[RECORD LIST start]
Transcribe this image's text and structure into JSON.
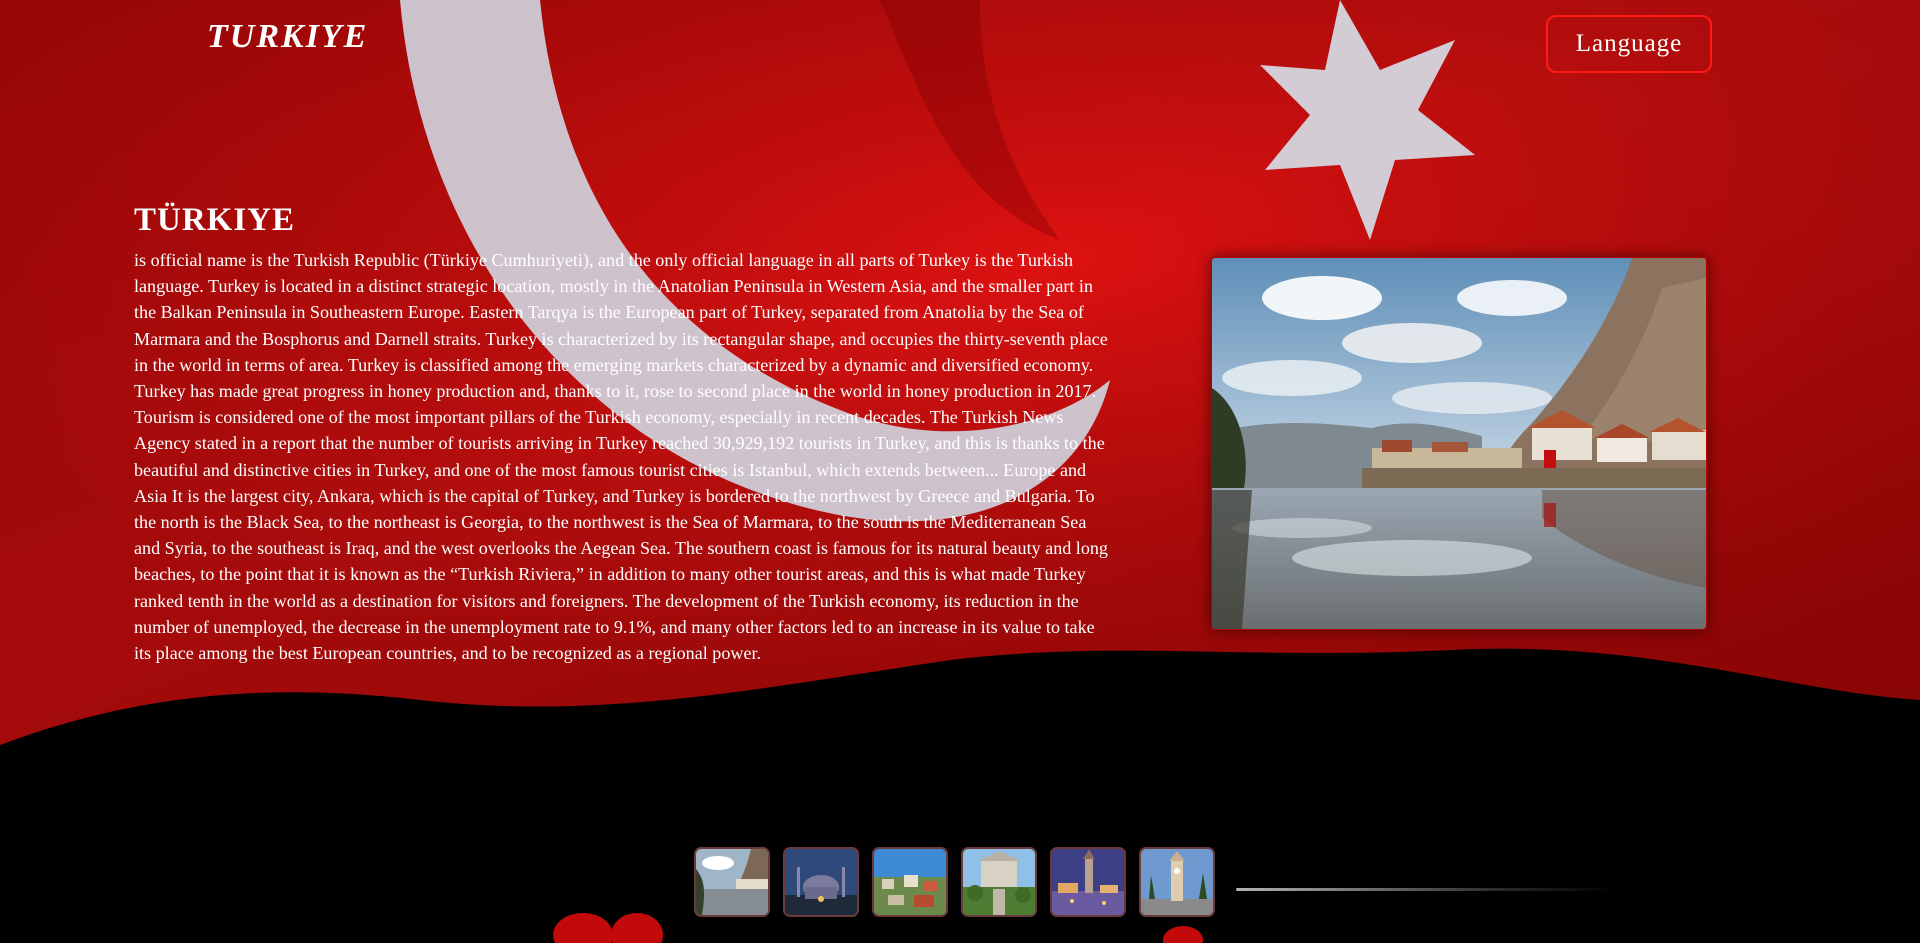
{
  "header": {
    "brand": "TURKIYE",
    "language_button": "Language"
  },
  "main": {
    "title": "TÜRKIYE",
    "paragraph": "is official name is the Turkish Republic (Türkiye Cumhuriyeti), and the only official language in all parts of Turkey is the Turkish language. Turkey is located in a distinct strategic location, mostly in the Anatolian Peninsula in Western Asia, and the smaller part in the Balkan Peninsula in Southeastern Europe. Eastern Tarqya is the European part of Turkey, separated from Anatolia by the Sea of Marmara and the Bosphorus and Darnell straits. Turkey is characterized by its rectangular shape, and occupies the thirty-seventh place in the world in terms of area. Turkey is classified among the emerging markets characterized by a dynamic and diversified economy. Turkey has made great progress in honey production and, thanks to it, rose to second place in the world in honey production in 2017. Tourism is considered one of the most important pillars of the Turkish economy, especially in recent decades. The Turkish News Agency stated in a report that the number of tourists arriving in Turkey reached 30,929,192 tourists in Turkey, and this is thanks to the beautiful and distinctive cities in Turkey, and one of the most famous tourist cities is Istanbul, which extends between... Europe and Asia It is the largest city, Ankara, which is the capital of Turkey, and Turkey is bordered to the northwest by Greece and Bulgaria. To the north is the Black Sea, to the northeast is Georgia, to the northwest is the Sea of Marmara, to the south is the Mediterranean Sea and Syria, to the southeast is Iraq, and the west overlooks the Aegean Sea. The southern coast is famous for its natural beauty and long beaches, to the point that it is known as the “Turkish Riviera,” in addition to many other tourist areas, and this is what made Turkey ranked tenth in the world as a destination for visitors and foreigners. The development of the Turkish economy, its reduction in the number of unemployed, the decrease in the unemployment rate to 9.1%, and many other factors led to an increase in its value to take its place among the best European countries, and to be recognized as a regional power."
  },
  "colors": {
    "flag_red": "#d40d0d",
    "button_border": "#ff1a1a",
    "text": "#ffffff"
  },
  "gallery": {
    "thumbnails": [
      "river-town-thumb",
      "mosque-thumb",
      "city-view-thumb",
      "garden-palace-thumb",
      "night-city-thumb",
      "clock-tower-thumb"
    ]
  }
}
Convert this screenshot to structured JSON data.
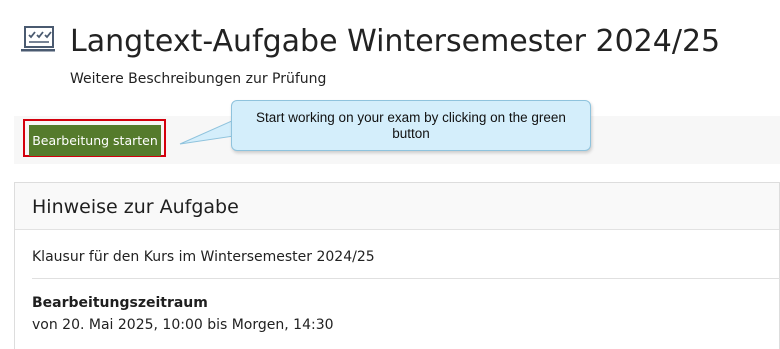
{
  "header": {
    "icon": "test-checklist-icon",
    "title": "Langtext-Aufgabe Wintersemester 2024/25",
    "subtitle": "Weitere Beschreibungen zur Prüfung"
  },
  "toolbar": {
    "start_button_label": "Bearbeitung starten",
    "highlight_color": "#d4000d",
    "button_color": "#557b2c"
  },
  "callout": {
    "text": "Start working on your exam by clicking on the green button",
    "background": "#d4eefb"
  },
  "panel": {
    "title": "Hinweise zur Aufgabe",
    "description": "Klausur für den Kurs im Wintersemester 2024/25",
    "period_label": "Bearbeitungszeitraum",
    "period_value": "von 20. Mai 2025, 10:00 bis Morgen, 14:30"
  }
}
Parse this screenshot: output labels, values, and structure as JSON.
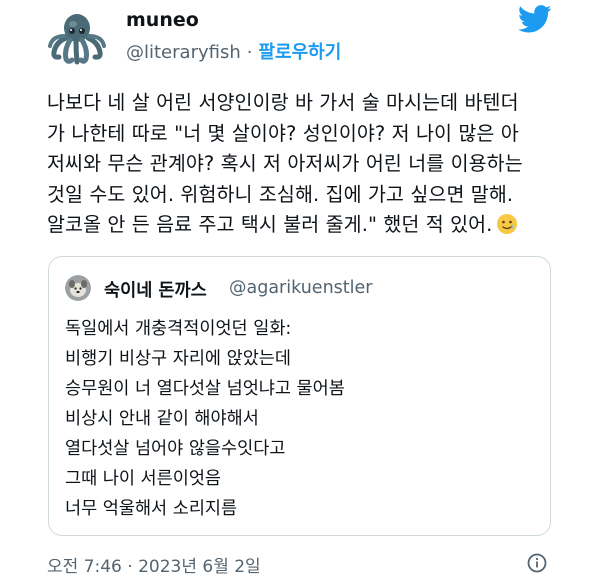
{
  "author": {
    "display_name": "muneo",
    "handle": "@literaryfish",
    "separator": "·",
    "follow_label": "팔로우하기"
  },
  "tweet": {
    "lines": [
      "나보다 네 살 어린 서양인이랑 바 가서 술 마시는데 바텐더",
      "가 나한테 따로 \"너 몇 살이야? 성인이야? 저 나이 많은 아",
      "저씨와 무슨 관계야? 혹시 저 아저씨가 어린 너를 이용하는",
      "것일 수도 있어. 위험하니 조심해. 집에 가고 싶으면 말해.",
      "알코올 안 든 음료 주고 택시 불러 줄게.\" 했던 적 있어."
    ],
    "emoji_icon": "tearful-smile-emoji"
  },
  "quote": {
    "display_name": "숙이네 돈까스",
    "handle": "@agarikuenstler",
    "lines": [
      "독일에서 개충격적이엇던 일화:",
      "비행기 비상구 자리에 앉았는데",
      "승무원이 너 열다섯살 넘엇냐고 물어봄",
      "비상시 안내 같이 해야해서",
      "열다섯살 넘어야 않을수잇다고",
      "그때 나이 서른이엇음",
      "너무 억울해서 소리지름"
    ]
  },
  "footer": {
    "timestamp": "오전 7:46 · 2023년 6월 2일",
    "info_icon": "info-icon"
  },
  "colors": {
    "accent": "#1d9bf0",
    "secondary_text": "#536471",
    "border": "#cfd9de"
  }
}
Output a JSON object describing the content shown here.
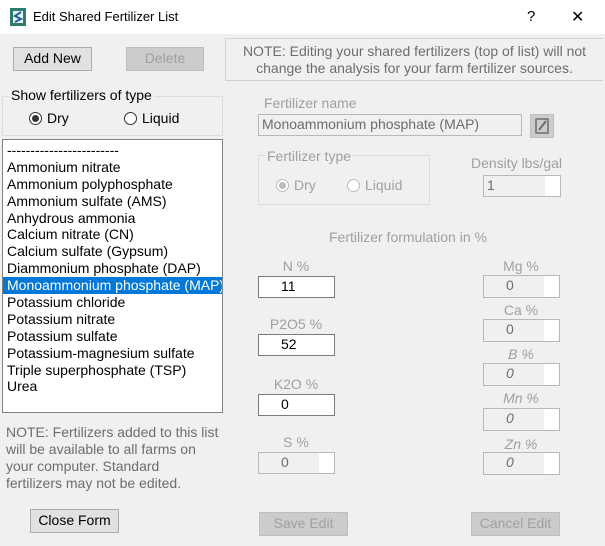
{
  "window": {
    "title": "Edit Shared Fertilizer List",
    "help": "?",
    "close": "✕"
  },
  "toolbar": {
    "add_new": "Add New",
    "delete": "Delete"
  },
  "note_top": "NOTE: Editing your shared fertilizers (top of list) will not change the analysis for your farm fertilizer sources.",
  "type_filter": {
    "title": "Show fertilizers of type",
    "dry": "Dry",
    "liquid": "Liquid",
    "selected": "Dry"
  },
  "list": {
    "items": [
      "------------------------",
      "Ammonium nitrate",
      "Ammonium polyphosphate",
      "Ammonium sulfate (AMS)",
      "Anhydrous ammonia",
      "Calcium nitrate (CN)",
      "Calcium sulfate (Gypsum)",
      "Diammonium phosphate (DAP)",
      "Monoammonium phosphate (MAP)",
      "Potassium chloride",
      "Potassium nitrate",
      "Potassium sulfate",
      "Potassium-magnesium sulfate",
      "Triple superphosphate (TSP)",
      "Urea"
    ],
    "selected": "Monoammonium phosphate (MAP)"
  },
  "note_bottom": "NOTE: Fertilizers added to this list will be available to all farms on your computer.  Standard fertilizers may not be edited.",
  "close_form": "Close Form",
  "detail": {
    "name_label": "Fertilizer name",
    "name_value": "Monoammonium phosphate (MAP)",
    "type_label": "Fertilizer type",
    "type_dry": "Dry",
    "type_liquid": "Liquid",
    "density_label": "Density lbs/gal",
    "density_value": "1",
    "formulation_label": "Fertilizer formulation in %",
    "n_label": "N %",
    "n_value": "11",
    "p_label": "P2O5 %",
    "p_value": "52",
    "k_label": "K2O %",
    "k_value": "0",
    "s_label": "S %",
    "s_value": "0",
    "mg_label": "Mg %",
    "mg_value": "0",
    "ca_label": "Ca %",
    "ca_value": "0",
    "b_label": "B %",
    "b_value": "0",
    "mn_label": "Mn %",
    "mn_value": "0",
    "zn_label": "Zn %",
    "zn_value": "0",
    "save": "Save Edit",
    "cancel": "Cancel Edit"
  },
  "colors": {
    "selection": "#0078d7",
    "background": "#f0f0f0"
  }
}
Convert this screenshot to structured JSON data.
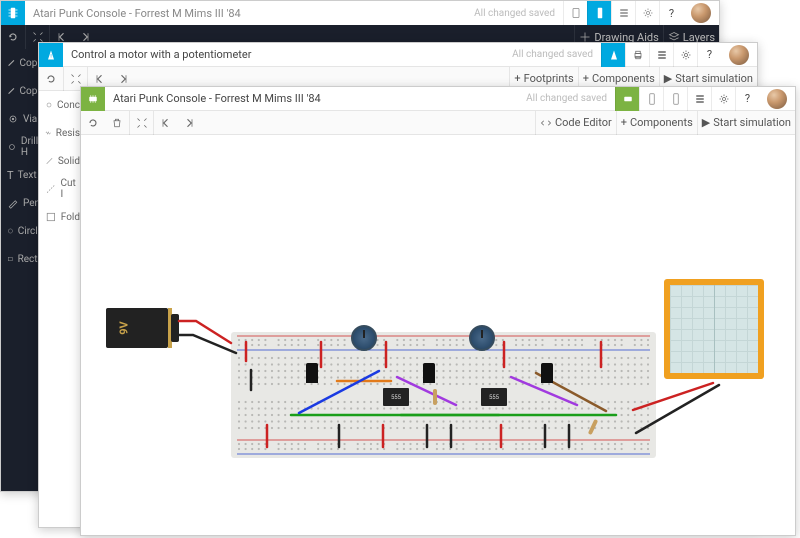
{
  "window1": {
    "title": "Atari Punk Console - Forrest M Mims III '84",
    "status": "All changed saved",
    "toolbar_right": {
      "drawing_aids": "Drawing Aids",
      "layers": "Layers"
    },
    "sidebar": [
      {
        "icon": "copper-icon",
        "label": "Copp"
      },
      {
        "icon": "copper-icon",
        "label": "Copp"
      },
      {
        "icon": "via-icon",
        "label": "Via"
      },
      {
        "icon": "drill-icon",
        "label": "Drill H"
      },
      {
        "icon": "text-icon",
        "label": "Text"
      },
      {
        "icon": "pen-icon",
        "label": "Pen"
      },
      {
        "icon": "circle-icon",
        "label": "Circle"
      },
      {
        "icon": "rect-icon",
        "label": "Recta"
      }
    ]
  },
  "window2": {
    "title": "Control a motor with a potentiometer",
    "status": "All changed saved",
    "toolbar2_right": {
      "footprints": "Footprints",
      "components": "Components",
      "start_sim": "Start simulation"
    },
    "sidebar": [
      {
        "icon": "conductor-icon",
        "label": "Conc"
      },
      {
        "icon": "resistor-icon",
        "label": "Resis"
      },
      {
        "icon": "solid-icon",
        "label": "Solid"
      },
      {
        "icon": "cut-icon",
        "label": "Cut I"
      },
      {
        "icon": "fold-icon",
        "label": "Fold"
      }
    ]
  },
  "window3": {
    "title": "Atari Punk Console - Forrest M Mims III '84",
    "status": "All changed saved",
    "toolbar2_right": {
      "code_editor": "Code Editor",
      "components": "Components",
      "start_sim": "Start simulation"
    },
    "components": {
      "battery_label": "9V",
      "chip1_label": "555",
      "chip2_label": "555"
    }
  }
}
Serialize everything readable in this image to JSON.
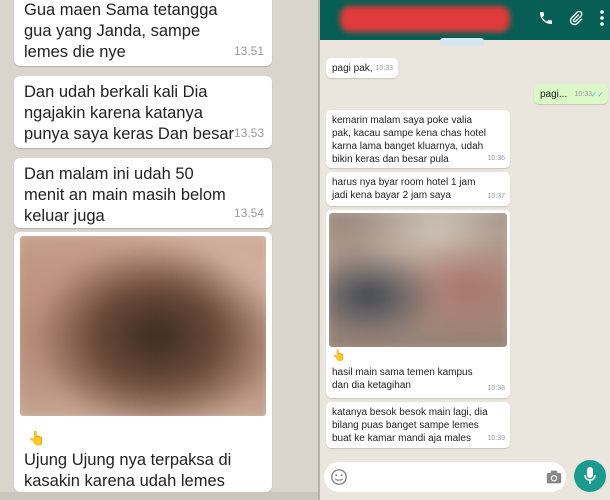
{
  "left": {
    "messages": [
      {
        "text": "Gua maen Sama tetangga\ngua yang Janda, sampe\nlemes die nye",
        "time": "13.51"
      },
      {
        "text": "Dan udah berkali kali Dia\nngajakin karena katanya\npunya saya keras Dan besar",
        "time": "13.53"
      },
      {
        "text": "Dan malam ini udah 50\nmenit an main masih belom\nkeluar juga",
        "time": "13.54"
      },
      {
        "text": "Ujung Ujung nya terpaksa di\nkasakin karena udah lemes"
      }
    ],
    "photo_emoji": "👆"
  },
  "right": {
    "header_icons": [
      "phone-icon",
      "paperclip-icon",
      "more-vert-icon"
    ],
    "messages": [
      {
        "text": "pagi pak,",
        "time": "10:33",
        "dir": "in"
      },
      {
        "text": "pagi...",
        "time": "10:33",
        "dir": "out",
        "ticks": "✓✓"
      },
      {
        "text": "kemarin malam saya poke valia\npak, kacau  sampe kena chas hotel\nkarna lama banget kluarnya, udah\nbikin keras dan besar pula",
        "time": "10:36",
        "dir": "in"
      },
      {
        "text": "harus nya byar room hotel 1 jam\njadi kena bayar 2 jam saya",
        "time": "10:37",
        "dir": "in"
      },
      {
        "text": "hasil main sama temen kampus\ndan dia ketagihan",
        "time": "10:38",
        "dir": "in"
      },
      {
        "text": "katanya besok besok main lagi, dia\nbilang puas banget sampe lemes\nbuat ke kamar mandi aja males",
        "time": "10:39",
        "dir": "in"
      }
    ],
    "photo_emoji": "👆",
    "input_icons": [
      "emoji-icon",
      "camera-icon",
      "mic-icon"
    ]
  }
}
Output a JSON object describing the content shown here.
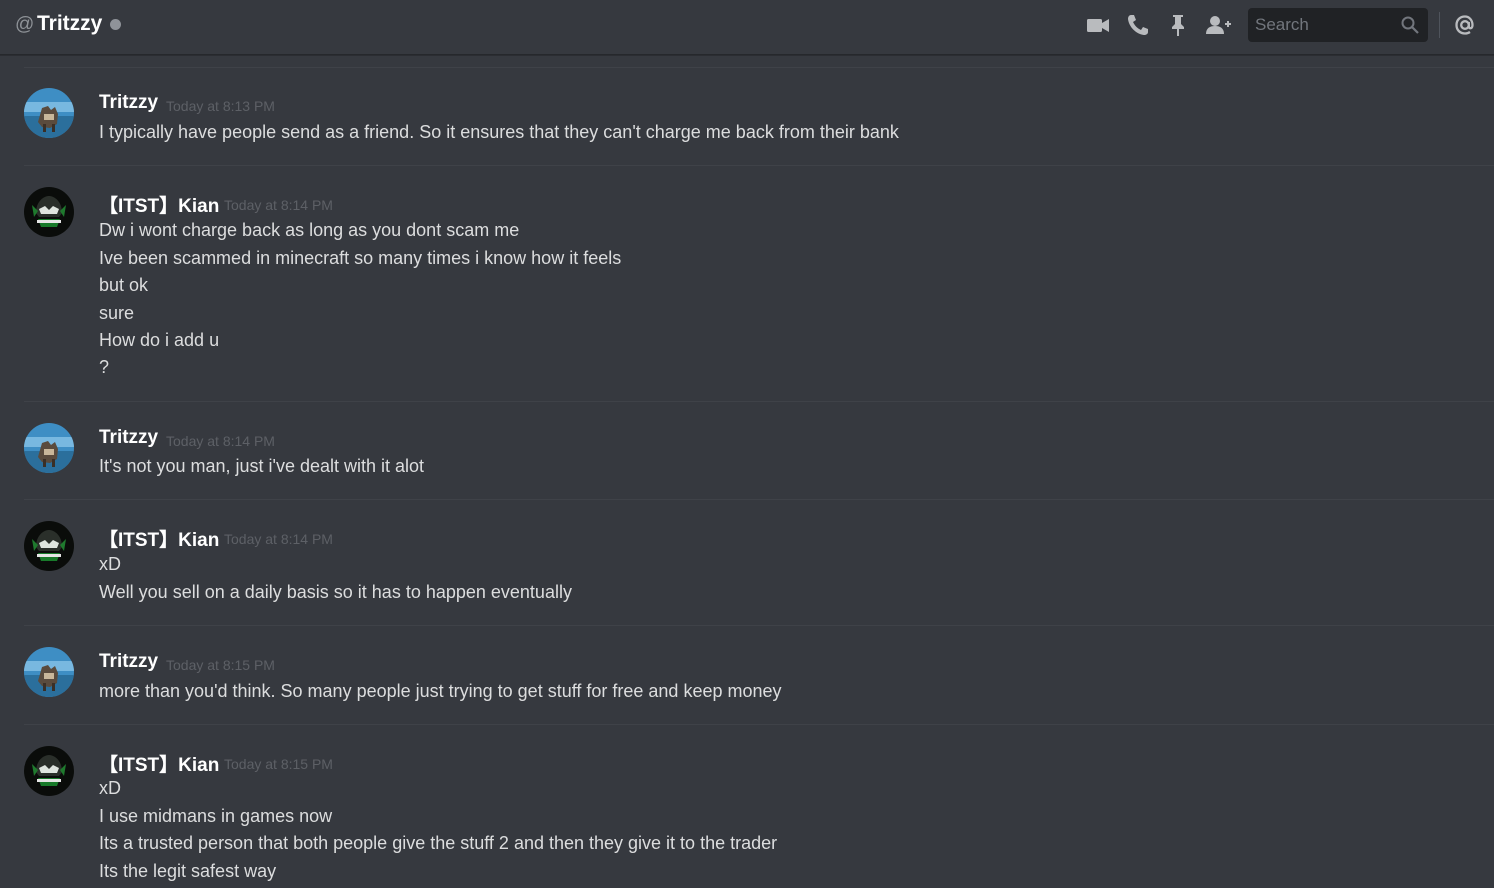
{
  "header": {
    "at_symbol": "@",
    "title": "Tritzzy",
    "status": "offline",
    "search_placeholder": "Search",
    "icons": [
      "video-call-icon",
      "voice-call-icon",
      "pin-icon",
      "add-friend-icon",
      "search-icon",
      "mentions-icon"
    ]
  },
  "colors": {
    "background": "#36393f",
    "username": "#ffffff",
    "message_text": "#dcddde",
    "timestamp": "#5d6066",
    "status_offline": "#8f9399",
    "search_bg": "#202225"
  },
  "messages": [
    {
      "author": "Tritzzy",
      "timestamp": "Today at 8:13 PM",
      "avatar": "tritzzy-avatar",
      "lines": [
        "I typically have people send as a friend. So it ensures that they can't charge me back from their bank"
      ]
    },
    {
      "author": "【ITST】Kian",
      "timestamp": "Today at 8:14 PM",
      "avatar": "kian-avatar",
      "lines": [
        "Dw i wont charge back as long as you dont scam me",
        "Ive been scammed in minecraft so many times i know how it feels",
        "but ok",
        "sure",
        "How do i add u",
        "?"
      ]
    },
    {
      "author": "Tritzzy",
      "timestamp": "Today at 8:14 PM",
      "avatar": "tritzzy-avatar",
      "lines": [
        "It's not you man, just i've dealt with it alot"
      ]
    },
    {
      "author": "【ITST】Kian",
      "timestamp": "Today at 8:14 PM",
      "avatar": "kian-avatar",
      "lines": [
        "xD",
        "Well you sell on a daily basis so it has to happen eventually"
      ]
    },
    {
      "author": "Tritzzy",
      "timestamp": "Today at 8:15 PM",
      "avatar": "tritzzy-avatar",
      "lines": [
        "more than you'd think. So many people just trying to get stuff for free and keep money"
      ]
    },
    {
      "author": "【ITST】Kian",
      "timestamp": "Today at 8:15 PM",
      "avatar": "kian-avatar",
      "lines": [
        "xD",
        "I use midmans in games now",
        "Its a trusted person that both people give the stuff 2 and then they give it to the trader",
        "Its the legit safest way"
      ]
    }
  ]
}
[RECORD LIST end]
• TO DO: Go through the data above and find the lines with the word "charge". Copy each of those lines.

• SOLUTION:
        "I typically have people send as a friend. So it ensures that they can't charge me back from their bank"
        "Dw i wont charge back as long as you dont scam me",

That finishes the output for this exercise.